MATERIALS PROVIDED →

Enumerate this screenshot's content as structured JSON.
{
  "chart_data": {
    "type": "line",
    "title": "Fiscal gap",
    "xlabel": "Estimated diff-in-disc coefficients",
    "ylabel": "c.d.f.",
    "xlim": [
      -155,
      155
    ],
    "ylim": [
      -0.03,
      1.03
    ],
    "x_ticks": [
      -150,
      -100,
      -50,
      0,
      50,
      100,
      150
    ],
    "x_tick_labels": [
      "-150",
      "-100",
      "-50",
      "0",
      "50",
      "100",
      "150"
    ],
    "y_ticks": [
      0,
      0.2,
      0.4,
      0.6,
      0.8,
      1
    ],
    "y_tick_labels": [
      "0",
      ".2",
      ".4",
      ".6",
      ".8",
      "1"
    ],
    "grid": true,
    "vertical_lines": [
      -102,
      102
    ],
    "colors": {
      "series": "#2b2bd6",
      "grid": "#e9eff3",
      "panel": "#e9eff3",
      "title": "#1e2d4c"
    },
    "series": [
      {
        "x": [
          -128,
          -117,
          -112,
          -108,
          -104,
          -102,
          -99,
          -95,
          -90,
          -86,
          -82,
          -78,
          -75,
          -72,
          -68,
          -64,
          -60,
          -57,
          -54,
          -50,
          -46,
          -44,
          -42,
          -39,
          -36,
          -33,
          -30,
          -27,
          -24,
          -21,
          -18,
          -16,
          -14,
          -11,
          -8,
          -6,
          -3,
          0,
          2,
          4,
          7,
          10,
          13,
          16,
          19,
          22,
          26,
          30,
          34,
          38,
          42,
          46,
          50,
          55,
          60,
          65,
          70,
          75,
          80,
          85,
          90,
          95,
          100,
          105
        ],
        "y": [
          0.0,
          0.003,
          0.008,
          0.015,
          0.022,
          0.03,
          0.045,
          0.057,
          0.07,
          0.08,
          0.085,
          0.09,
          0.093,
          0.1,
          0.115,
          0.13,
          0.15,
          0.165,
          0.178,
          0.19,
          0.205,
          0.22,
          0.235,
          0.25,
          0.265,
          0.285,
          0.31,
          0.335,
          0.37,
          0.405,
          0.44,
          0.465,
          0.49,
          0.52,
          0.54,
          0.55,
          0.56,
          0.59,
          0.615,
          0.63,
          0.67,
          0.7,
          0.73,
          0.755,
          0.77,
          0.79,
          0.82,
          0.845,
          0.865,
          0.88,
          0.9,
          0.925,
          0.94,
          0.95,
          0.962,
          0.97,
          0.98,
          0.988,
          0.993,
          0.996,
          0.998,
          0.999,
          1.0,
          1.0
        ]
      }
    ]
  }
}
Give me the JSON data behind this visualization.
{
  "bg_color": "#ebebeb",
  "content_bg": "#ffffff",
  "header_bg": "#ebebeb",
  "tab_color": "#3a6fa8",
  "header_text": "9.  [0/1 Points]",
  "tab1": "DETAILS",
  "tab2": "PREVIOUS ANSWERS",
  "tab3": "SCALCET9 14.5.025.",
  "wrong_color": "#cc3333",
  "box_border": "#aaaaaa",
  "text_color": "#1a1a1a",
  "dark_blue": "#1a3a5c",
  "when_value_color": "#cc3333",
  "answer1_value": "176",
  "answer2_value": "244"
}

SET EXERCISE → Your answer should consist only of the lines from the one with "Give me the" through the end of the data above, reproduced exactly.

TASK OUTPUT →
Give me the JSON data behind this visualization.
{
  "bg_color": "#ebebeb",
  "content_bg": "#ffffff",
  "header_bg": "#ebebeb",
  "tab_color": "#3a6fa8",
  "header_text": "9.  [0/1 Points]",
  "tab1": "DETAILS",
  "tab2": "PREVIOUS ANSWERS",
  "tab3": "SCALCET9 14.5.025.",
  "wrong_color": "#cc3333",
  "box_border": "#aaaaaa",
  "text_color": "#1a1a1a",
  "dark_blue": "#1a3a5c",
  "when_value_color": "#cc3333",
  "answer1_value": "176",
  "answer2_value": "244"
}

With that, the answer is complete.